## OBJECTIVE
Nothing in the records may be left out or altered; reproduce them all exactly.

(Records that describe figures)

* Begin *

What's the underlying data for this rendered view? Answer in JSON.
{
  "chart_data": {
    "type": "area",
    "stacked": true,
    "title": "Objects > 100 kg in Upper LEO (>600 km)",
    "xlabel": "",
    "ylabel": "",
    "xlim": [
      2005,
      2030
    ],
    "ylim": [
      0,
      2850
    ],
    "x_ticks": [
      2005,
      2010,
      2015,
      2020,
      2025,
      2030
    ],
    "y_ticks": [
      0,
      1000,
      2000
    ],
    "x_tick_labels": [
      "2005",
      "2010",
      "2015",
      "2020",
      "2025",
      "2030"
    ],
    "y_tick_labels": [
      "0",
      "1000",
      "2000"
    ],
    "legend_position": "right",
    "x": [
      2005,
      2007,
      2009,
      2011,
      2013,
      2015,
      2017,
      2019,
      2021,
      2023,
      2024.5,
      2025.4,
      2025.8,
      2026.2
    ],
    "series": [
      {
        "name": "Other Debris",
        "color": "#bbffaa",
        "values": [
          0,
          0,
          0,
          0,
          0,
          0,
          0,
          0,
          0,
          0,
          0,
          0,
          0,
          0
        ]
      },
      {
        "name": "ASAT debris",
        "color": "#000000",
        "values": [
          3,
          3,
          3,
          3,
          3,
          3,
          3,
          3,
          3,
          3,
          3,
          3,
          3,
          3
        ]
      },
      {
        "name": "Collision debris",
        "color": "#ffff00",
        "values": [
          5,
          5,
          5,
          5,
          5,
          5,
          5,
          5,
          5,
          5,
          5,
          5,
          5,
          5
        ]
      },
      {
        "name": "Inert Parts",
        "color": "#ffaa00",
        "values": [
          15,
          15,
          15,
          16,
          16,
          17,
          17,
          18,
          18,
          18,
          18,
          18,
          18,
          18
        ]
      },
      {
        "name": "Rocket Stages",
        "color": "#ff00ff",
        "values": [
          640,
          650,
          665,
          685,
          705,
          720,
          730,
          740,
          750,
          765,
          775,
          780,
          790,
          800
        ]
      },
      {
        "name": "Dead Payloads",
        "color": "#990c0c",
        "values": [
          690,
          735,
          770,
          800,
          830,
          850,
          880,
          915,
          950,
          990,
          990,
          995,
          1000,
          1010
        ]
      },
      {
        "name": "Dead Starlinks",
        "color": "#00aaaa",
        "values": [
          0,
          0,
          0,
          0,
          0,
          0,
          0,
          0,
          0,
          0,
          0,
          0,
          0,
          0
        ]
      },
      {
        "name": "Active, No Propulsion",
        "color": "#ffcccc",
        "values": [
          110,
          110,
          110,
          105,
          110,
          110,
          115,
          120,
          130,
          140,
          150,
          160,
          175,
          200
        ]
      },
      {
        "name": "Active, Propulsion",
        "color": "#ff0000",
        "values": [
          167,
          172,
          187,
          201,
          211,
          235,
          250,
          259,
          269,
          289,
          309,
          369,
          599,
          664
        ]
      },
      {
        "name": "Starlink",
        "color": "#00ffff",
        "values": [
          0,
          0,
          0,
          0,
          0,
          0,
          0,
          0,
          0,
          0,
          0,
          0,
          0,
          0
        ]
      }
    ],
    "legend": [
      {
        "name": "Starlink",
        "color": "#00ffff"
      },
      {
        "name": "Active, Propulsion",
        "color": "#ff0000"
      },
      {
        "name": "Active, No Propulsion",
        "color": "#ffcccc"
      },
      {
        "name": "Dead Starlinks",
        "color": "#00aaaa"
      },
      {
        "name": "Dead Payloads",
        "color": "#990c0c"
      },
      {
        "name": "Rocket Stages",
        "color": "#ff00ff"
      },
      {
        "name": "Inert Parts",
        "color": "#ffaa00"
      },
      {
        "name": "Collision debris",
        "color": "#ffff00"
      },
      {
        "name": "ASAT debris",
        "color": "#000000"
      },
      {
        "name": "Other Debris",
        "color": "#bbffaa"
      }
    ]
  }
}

* End *

## SOLUTION FOR THIS PROBLEM
What's the underlying data for this rendered view? Answer in JSON.
{
  "chart_data": {
    "type": "area",
    "stacked": true,
    "title": "Objects > 100 kg in Upper LEO (>600 km)",
    "xlabel": "",
    "ylabel": "",
    "xlim": [
      2005,
      2030
    ],
    "ylim": [
      0,
      2850
    ],
    "x_ticks": [
      2005,
      2010,
      2015,
      2020,
      2025,
      2030
    ],
    "y_ticks": [
      0,
      1000,
      2000
    ],
    "x_tick_labels": [
      "2005",
      "2010",
      "2015",
      "2020",
      "2025",
      "2030"
    ],
    "y_tick_labels": [
      "0",
      "1000",
      "2000"
    ],
    "legend_position": "right",
    "x": [
      2005,
      2007,
      2009,
      2011,
      2013,
      2015,
      2017,
      2019,
      2021,
      2023,
      2024.5,
      2025.4,
      2025.8,
      2026.2
    ],
    "series": [
      {
        "name": "Other Debris",
        "color": "#bbffaa",
        "values": [
          0,
          0,
          0,
          0,
          0,
          0,
          0,
          0,
          0,
          0,
          0,
          0,
          0,
          0
        ]
      },
      {
        "name": "ASAT debris",
        "color": "#000000",
        "values": [
          3,
          3,
          3,
          3,
          3,
          3,
          3,
          3,
          3,
          3,
          3,
          3,
          3,
          3
        ]
      },
      {
        "name": "Collision debris",
        "color": "#ffff00",
        "values": [
          5,
          5,
          5,
          5,
          5,
          5,
          5,
          5,
          5,
          5,
          5,
          5,
          5,
          5
        ]
      },
      {
        "name": "Inert Parts",
        "color": "#ffaa00",
        "values": [
          15,
          15,
          15,
          16,
          16,
          17,
          17,
          18,
          18,
          18,
          18,
          18,
          18,
          18
        ]
      },
      {
        "name": "Rocket Stages",
        "color": "#ff00ff",
        "values": [
          640,
          650,
          665,
          685,
          705,
          720,
          730,
          740,
          750,
          765,
          775,
          780,
          790,
          800
        ]
      },
      {
        "name": "Dead Payloads",
        "color": "#990c0c",
        "values": [
          690,
          735,
          770,
          800,
          830,
          850,
          880,
          915,
          950,
          990,
          990,
          995,
          1000,
          1010
        ]
      },
      {
        "name": "Dead Starlinks",
        "color": "#00aaaa",
        "values": [
          0,
          0,
          0,
          0,
          0,
          0,
          0,
          0,
          0,
          0,
          0,
          0,
          0,
          0
        ]
      },
      {
        "name": "Active, No Propulsion",
        "color": "#ffcccc",
        "values": [
          110,
          110,
          110,
          105,
          110,
          110,
          115,
          120,
          130,
          140,
          150,
          160,
          175,
          200
        ]
      },
      {
        "name": "Active, Propulsion",
        "color": "#ff0000",
        "values": [
          167,
          172,
          187,
          201,
          211,
          235,
          250,
          259,
          269,
          289,
          309,
          369,
          599,
          664
        ]
      },
      {
        "name": "Starlink",
        "color": "#00ffff",
        "values": [
          0,
          0,
          0,
          0,
          0,
          0,
          0,
          0,
          0,
          0,
          0,
          0,
          0,
          0
        ]
      }
    ],
    "legend": [
      {
        "name": "Starlink",
        "color": "#00ffff"
      },
      {
        "name": "Active, Propulsion",
        "color": "#ff0000"
      },
      {
        "name": "Active, No Propulsion",
        "color": "#ffcccc"
      },
      {
        "name": "Dead Starlinks",
        "color": "#00aaaa"
      },
      {
        "name": "Dead Payloads",
        "color": "#990c0c"
      },
      {
        "name": "Rocket Stages",
        "color": "#ff00ff"
      },
      {
        "name": "Inert Parts",
        "color": "#ffaa00"
      },
      {
        "name": "Collision debris",
        "color": "#ffff00"
      },
      {
        "name": "ASAT debris",
        "color": "#000000"
      },
      {
        "name": "Other Debris",
        "color": "#bbffaa"
      }
    ]
  }
}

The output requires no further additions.